» **RECORDS FOR PROCESSING**
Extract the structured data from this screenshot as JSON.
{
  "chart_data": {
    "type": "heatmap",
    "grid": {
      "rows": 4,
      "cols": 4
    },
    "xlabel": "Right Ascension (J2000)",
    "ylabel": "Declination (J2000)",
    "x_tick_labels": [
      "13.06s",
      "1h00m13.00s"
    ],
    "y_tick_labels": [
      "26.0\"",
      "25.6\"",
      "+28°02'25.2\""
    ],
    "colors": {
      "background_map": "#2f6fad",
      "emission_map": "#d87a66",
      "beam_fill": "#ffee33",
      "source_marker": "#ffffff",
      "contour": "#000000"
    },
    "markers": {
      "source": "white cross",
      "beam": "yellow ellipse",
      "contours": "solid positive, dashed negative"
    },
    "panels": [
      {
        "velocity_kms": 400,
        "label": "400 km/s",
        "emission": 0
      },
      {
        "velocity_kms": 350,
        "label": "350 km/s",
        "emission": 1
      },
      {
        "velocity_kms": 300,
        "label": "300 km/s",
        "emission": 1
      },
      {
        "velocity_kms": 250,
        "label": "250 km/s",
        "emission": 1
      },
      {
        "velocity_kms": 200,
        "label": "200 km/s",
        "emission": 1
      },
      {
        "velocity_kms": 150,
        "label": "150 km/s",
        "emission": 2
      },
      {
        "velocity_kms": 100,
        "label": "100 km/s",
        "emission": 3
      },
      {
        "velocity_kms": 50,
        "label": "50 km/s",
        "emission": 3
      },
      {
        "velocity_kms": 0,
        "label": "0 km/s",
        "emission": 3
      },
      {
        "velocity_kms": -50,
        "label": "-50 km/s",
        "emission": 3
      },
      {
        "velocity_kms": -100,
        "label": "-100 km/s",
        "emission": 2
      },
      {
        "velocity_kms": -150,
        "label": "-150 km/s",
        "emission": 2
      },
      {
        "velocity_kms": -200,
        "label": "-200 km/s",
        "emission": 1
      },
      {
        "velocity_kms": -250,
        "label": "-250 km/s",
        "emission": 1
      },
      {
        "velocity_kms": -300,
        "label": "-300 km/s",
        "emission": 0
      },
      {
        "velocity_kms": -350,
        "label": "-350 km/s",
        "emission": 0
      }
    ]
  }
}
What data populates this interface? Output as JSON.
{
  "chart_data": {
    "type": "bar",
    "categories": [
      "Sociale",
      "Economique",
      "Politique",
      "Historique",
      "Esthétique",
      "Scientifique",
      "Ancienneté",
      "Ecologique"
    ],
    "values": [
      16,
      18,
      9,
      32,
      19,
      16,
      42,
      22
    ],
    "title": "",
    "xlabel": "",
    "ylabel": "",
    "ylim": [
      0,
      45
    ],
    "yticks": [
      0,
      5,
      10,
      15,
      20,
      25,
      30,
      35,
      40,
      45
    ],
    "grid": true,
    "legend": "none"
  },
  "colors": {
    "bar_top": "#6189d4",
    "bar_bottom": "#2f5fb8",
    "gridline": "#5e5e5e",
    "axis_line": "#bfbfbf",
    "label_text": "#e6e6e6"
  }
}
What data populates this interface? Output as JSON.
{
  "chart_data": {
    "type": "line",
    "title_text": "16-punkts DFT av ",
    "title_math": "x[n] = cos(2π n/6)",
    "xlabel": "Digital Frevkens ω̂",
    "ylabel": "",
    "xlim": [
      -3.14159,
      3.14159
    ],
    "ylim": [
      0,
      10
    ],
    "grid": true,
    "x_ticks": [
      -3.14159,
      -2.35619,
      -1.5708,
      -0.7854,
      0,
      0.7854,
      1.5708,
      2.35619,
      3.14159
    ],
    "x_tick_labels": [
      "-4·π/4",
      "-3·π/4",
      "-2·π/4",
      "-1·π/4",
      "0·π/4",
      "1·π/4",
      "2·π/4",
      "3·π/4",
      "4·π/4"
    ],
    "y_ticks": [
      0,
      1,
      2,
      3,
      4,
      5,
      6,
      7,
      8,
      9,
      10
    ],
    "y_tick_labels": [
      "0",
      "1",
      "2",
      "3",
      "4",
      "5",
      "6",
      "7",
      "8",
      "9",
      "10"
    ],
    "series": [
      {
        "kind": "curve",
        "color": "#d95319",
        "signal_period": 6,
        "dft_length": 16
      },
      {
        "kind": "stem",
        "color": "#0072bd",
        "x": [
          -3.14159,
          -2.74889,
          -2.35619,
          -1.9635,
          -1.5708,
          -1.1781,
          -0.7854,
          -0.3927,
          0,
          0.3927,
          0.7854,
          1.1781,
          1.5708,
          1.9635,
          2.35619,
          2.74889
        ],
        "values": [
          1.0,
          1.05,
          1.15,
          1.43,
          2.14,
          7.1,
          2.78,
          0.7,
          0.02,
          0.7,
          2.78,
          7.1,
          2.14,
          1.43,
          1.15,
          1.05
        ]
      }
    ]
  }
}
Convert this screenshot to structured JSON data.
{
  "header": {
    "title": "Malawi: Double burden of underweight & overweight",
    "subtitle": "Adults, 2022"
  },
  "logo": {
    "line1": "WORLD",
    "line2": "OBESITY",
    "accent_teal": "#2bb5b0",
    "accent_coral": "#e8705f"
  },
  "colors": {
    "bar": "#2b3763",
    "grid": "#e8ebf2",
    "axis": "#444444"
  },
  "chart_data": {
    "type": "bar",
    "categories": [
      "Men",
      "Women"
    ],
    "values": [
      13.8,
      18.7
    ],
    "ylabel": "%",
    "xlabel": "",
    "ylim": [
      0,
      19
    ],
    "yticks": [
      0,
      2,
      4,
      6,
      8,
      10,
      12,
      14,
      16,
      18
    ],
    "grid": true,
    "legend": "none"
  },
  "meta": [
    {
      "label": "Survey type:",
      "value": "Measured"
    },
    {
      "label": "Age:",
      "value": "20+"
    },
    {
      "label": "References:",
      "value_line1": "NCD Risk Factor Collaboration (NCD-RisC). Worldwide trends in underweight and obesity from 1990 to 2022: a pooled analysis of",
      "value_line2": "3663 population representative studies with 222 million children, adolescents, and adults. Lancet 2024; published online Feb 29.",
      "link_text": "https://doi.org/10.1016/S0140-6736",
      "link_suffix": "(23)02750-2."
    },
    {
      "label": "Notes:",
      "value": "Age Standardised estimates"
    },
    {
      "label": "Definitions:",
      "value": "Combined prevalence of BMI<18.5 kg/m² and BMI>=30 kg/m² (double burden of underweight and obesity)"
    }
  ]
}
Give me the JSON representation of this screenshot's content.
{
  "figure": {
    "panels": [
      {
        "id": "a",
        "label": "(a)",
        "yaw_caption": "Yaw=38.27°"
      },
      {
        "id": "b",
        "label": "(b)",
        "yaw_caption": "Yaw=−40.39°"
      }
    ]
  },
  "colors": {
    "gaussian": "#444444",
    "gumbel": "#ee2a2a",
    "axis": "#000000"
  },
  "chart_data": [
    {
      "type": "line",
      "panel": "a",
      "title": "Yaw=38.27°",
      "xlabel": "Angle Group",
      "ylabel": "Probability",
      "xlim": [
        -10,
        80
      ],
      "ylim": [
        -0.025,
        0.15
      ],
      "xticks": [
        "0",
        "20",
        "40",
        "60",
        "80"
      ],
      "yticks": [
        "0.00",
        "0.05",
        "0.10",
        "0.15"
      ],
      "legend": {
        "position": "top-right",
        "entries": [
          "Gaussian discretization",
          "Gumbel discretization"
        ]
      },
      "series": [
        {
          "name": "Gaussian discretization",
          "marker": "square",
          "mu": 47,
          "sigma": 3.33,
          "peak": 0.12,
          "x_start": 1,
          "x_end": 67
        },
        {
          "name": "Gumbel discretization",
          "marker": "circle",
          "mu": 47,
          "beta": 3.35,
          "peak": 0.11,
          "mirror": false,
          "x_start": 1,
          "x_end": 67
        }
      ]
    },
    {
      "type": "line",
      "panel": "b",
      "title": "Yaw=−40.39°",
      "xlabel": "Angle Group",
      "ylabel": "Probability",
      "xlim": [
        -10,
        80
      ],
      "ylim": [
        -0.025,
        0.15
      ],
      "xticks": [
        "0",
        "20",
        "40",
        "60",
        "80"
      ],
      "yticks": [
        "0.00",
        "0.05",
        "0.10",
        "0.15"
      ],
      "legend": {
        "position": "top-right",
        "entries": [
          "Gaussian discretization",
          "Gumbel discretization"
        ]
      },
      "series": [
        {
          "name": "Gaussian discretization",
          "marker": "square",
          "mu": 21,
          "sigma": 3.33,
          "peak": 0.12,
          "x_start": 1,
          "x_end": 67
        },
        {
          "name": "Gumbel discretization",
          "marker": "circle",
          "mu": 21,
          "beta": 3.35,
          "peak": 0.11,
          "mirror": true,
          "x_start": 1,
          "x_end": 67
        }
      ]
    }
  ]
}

» **WHAT TO DO**
Find how many lines in the listing hold "JSON", and reply with that number only.

» **FULL SOLUTION**
5